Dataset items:
————

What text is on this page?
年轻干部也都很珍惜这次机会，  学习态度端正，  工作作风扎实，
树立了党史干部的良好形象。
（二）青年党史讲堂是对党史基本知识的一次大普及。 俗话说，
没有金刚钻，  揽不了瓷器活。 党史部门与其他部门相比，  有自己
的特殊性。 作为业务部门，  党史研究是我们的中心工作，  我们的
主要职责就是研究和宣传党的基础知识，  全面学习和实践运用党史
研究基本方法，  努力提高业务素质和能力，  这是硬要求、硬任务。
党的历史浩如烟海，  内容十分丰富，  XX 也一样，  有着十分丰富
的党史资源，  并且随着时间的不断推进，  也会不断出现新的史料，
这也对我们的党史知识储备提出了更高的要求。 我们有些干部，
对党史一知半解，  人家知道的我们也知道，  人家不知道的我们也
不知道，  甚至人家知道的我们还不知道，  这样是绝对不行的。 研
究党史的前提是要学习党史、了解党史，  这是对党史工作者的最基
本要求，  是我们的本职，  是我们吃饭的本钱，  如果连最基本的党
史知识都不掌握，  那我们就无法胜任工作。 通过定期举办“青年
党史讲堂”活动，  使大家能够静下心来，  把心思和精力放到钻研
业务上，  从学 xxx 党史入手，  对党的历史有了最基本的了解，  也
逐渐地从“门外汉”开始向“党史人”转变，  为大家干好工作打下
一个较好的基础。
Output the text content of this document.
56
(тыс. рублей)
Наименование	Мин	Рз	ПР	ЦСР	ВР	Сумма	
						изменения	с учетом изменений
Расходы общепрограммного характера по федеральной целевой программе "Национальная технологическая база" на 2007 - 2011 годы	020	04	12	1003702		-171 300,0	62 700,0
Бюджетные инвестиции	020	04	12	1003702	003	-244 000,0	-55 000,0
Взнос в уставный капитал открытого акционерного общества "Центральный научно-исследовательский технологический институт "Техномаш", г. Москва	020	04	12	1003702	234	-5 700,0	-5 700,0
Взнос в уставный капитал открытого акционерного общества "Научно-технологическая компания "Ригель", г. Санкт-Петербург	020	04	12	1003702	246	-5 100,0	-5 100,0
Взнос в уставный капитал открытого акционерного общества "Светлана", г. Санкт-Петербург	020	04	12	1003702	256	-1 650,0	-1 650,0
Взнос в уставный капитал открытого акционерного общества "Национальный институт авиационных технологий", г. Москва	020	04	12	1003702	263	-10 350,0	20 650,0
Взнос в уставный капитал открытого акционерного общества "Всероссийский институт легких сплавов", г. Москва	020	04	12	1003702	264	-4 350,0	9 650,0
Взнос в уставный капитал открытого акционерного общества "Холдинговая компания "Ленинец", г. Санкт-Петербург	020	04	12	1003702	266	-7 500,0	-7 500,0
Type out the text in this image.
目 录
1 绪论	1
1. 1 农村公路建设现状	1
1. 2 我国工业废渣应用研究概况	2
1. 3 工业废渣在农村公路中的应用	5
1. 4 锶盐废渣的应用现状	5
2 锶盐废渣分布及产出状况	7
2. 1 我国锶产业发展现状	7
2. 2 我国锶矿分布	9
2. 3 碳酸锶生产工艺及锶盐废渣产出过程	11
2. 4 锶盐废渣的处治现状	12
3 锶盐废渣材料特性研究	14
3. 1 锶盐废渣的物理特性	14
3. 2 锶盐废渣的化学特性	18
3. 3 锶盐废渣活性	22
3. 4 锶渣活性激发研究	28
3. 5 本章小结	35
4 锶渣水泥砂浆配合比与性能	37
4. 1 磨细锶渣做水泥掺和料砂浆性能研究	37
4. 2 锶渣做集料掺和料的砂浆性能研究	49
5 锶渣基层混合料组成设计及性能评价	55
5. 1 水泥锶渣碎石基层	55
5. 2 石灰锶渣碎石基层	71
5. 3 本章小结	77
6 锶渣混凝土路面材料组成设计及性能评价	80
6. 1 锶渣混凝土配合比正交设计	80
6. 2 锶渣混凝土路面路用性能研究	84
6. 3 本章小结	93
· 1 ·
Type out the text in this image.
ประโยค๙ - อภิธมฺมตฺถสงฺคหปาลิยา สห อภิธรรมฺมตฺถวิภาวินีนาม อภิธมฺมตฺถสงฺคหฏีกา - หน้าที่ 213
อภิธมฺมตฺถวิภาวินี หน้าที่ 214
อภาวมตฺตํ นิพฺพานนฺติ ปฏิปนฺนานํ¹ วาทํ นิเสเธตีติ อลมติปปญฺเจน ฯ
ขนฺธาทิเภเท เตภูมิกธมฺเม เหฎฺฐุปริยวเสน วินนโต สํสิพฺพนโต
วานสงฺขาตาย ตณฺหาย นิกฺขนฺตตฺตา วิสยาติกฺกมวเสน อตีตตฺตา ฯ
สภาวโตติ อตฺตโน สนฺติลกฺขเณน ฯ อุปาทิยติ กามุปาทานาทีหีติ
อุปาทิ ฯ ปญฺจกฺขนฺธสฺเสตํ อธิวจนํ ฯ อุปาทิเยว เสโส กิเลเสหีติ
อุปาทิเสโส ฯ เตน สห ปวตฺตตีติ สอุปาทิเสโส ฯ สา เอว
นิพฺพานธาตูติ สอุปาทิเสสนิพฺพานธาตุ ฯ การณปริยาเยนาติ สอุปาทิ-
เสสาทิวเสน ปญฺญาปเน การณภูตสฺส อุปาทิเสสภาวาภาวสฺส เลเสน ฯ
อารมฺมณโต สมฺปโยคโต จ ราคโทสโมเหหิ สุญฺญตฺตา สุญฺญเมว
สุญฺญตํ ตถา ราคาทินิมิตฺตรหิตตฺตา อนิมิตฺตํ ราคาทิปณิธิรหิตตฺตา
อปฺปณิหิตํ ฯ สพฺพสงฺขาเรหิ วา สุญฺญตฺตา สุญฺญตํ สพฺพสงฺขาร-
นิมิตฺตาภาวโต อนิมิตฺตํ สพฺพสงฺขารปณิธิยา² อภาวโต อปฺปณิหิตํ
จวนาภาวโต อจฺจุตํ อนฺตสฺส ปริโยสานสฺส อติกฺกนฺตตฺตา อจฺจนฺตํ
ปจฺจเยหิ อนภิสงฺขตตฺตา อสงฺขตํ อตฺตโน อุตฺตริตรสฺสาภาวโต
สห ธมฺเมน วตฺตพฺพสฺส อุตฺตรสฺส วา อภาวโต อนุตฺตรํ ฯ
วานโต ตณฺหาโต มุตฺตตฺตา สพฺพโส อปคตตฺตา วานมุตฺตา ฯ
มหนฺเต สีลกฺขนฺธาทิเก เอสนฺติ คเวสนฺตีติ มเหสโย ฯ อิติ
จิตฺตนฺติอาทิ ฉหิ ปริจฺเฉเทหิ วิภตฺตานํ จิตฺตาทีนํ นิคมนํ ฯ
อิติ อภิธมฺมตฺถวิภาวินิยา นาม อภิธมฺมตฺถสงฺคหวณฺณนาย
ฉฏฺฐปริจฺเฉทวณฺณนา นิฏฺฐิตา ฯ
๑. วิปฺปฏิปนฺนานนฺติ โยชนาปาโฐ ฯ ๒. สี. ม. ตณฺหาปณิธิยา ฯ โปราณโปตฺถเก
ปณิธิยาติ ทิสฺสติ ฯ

————

> [WRITTEN PROBLEM] Find each line in the records holding the string "Петербург" and show it.

> [TASK ANSWER]
Взнос в уставный капитал открытого акционерного общества "Научно-технологическая компания "Ригель", г. Санкт-Петербург	020	04	12	1003702	246	-5 100,0	-5 100,0
Взнос в уставный капитал открытого акционерного общества "Светлана", г. Санкт-Петербург	020	04	12	1003702	256	-1 650,0	-1 650,0
Взнос в уставный капитал открытого акционерного общества "Холдинговая компания "Ленинец", г. Санкт-Петербург	020	04	12	1003702	266	-7 500,0	-7 500,0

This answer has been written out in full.